To be done
Can you copy out the data exactly? Leave the images out.

___ Given data

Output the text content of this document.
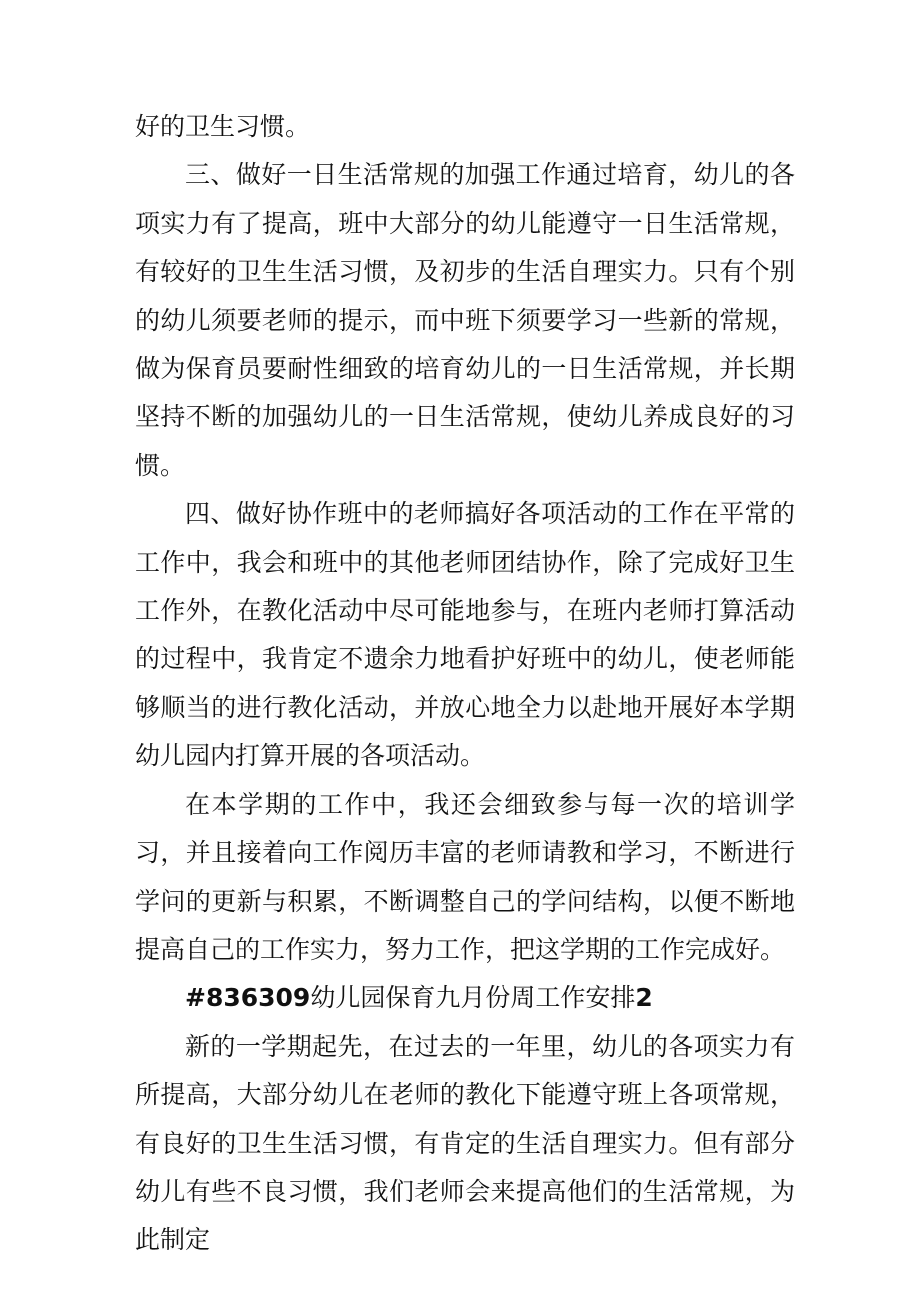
好的卫生习惯。

三、做好一日生活常规的加强工作通过培育，幼儿的各项实力有了提高，班中大部分的幼儿能遵守一日生活常规，有较好的卫生生活习惯，及初步的生活自理实力。只有个别的幼儿须要老师的提示，而中班下须要学习一些新的常规，做为保育员要耐性细致的培育幼儿的一日生活常规，并长期坚持不断的加强幼儿的一日生活常规，使幼儿养成良好的习惯。

四、做好协作班中的老师搞好各项活动的工作在平常的工作中，我会和班中的其他老师团结协作，除了完成好卫生工作外，在教化活动中尽可能地参与，在班内老师打算活动的过程中，我肯定不遗余力地看护好班中的幼儿，使老师能够顺当的进行教化活动，并放心地全力以赴地开展好本学期幼儿园内打算开展的各项活动。

在本学期的工作中，我还会细致参与每一次的培训学习，并且接着向工作阅历丰富的老师请教和学习，不断进行学问的更新与积累，不断调整自己的学问结构，以便不断地提高自己的工作实力，努力工作，把这学期的工作完成好。

#836309幼儿园保育九月份周工作安排2

新的一学期起先，在过去的一年里，幼儿的各项实力有所提高，大部分幼儿在老师的教化下能遵守班上各项常规，有良好的卫生生活习惯，有肯定的生活自理实力。但有部分幼儿有些不良习惯，我们老师会来提高他们的生活常规，为此制定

______

The answer
Output the text content of this document.
好的卫生习惯。

三、做好一日生活常规的加强工作通过培育，幼儿的各项实力有了提高，班中大部分的幼儿能遵守一日生活常规，有较好的卫生生活习惯，及初步的生活自理实力。只有个别的幼儿须要老师的提示，而中班下须要学习一些新的常规，做为保育员要耐性细致的培育幼儿的一日生活常规，并长期坚持不断的加强幼儿的一日生活常规，使幼儿养成良好的习惯。

四、做好协作班中的老师搞好各项活动的工作在平常的工作中，我会和班中的其他老师团结协作，除了完成好卫生工作外，在教化活动中尽可能地参与，在班内老师打算活动的过程中，我肯定不遗余力地看护好班中的幼儿，使老师能够顺当的进行教化活动，并放心地全力以赴地开展好本学期幼儿园内打算开展的各项活动。

在本学期的工作中，我还会细致参与每一次的培训学习，并且接着向工作阅历丰富的老师请教和学习，不断进行学问的更新与积累，不断调整自己的学问结构，以便不断地提高自己的工作实力，努力工作，把这学期的工作完成好。

#836309幼儿园保育九月份周工作安排2

新的一学期起先，在过去的一年里，幼儿的各项实力有所提高，大部分幼儿在老师的教化下能遵守班上各项常规，有良好的卫生生活习惯，有肯定的生活自理实力。但有部分幼儿有些不良习惯，我们老师会来提高他们的生活常规，为此制定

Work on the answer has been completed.